» Objective
Look for the word "source" in each line and report the count of matching lines, with nothing added.

» Input data
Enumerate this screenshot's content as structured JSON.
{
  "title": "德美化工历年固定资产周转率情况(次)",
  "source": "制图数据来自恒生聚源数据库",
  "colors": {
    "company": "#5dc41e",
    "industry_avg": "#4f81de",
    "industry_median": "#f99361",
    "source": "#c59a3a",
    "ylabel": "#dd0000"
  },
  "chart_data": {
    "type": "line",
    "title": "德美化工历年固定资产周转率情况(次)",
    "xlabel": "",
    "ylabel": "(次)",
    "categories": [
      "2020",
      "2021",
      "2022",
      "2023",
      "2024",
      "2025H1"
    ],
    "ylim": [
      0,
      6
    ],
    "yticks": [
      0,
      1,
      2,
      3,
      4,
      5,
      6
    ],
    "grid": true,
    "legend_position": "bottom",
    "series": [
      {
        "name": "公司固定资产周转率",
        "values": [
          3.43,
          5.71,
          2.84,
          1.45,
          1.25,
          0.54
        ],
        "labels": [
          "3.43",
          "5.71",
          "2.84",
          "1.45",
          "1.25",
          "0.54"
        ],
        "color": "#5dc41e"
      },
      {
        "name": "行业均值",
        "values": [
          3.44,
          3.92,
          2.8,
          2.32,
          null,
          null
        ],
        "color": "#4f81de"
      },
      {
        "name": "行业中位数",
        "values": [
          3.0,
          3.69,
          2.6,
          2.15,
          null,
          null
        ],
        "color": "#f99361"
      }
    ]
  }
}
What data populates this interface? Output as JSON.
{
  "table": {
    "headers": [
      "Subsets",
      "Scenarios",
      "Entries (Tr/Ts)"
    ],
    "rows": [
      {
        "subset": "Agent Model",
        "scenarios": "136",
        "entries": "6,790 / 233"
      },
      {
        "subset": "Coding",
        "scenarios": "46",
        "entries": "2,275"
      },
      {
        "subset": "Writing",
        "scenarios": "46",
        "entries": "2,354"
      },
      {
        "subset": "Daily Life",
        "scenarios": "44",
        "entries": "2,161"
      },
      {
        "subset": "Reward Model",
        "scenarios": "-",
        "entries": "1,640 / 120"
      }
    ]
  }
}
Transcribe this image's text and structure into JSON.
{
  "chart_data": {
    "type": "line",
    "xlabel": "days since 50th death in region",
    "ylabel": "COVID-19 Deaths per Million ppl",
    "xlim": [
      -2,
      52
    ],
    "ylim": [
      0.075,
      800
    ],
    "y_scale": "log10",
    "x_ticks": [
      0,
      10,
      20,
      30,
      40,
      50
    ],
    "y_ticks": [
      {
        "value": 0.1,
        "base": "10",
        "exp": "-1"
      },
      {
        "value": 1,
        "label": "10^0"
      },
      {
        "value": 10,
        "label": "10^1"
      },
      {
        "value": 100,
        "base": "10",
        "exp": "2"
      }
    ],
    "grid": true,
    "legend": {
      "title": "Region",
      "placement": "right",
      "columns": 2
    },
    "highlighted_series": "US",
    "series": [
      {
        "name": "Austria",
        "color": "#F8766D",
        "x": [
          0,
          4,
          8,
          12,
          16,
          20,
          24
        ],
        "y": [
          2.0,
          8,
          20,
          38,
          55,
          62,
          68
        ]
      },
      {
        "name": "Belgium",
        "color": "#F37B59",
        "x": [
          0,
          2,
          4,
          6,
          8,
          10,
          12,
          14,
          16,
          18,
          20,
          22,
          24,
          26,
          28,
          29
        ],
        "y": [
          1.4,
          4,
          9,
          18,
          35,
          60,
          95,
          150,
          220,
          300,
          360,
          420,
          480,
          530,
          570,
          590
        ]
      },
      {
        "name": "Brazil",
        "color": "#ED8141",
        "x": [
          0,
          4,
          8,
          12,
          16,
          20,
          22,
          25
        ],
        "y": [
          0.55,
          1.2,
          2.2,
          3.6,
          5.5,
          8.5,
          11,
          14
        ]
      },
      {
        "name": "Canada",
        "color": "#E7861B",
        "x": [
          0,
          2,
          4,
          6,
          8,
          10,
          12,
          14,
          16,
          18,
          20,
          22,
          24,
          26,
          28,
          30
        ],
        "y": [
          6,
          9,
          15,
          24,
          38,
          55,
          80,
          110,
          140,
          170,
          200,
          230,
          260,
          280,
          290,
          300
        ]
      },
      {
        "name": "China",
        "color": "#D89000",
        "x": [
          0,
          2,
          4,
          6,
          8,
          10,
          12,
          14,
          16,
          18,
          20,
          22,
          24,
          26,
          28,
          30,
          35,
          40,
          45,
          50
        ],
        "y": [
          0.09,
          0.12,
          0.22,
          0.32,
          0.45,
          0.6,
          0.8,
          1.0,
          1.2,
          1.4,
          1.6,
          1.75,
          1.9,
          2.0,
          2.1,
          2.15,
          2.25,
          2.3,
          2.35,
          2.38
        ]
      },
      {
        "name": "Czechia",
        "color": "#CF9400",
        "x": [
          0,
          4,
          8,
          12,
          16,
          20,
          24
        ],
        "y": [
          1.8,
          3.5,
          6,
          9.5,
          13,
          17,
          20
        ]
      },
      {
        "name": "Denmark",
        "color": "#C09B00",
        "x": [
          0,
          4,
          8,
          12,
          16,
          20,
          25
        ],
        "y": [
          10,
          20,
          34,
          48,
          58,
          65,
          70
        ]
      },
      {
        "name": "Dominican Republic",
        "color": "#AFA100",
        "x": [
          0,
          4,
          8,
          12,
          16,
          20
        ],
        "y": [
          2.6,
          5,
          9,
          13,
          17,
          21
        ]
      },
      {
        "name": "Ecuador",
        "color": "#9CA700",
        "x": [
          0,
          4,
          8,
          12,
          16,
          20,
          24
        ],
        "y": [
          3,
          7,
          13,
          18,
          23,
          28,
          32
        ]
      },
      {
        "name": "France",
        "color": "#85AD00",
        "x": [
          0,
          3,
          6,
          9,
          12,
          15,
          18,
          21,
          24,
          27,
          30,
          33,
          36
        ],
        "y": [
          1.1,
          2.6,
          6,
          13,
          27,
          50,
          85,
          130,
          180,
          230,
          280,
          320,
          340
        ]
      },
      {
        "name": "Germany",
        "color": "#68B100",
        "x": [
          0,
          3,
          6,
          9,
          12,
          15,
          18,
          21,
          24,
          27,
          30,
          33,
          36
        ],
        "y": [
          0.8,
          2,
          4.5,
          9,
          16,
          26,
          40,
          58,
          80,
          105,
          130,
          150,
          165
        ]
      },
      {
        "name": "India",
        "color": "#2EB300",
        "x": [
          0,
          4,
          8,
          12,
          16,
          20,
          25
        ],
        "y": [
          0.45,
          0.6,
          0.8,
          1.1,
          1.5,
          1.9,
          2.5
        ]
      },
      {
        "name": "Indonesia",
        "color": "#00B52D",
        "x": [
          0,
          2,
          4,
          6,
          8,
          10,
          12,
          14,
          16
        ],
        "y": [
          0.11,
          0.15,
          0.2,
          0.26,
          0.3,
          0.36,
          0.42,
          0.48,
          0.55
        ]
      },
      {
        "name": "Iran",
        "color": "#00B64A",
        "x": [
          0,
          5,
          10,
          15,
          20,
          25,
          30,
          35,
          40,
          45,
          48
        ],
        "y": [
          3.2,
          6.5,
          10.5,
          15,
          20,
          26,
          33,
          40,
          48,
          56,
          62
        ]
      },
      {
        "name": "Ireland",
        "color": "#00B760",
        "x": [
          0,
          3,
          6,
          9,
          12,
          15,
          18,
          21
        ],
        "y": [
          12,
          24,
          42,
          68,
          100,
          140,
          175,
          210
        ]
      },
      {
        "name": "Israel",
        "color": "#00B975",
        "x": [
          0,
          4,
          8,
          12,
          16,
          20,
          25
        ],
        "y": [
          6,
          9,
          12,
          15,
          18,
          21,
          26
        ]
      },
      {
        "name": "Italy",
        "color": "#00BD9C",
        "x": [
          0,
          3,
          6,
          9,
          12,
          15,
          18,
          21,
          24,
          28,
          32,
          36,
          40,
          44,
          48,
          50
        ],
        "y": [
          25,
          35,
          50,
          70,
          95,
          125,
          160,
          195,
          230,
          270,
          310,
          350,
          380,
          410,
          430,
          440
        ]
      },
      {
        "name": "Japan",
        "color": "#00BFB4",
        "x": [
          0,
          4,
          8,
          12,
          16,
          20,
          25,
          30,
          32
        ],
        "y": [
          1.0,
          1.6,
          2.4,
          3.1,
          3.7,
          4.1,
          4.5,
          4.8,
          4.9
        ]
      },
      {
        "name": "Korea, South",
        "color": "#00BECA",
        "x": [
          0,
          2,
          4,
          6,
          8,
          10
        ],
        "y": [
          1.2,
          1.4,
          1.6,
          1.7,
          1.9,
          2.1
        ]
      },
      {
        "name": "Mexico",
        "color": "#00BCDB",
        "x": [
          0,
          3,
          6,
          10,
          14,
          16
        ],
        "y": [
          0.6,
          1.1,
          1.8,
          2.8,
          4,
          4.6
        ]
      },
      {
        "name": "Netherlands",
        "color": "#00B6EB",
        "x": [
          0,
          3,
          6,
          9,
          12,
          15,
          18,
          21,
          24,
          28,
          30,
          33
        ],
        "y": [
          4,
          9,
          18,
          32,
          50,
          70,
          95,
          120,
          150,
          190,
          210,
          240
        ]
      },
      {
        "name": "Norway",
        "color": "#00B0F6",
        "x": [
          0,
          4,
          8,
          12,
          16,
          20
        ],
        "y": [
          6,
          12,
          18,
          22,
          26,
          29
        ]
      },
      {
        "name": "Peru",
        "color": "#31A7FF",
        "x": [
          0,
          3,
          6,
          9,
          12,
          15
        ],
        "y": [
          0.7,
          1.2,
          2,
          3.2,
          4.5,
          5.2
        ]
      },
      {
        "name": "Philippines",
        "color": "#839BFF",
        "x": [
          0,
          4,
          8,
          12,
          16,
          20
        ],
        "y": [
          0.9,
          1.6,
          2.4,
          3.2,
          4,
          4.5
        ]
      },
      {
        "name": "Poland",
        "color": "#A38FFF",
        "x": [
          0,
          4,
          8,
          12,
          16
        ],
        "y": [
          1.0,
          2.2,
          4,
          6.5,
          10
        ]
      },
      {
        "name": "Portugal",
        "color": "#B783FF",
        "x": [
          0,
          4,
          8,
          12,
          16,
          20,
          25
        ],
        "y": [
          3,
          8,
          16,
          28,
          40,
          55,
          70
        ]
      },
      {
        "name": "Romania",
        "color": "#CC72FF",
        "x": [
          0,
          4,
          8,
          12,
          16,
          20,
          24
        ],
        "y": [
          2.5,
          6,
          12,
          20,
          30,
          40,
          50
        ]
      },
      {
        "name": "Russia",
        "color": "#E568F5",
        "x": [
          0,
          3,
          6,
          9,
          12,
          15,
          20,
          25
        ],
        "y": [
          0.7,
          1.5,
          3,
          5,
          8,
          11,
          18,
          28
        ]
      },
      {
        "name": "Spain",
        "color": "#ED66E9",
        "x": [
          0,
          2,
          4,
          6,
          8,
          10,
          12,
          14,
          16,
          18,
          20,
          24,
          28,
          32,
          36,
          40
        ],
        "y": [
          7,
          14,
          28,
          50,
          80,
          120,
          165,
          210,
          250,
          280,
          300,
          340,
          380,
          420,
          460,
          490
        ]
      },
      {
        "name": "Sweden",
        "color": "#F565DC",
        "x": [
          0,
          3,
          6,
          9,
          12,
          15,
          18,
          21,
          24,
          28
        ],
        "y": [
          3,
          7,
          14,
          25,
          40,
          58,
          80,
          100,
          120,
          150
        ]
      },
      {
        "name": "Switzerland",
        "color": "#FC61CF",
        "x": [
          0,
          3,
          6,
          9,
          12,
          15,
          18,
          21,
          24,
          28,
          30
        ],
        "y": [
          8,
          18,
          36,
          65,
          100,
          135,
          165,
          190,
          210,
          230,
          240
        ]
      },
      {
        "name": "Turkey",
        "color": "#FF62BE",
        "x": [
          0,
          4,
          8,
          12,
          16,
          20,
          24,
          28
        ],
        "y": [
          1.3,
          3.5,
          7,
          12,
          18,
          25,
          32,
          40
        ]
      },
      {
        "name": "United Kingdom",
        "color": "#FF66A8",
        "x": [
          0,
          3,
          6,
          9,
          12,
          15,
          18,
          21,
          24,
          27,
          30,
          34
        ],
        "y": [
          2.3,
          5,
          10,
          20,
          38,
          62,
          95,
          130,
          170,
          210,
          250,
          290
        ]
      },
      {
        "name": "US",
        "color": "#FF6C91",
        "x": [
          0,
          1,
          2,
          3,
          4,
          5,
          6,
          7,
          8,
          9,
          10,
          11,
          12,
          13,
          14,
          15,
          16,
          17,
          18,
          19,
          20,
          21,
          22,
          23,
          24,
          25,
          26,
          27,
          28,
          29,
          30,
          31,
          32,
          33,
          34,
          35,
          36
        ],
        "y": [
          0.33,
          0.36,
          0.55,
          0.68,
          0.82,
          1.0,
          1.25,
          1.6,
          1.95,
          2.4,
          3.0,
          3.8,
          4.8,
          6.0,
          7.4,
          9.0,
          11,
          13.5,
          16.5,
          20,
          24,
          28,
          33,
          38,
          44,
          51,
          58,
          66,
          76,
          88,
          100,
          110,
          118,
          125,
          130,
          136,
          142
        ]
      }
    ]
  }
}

» Solved problem
2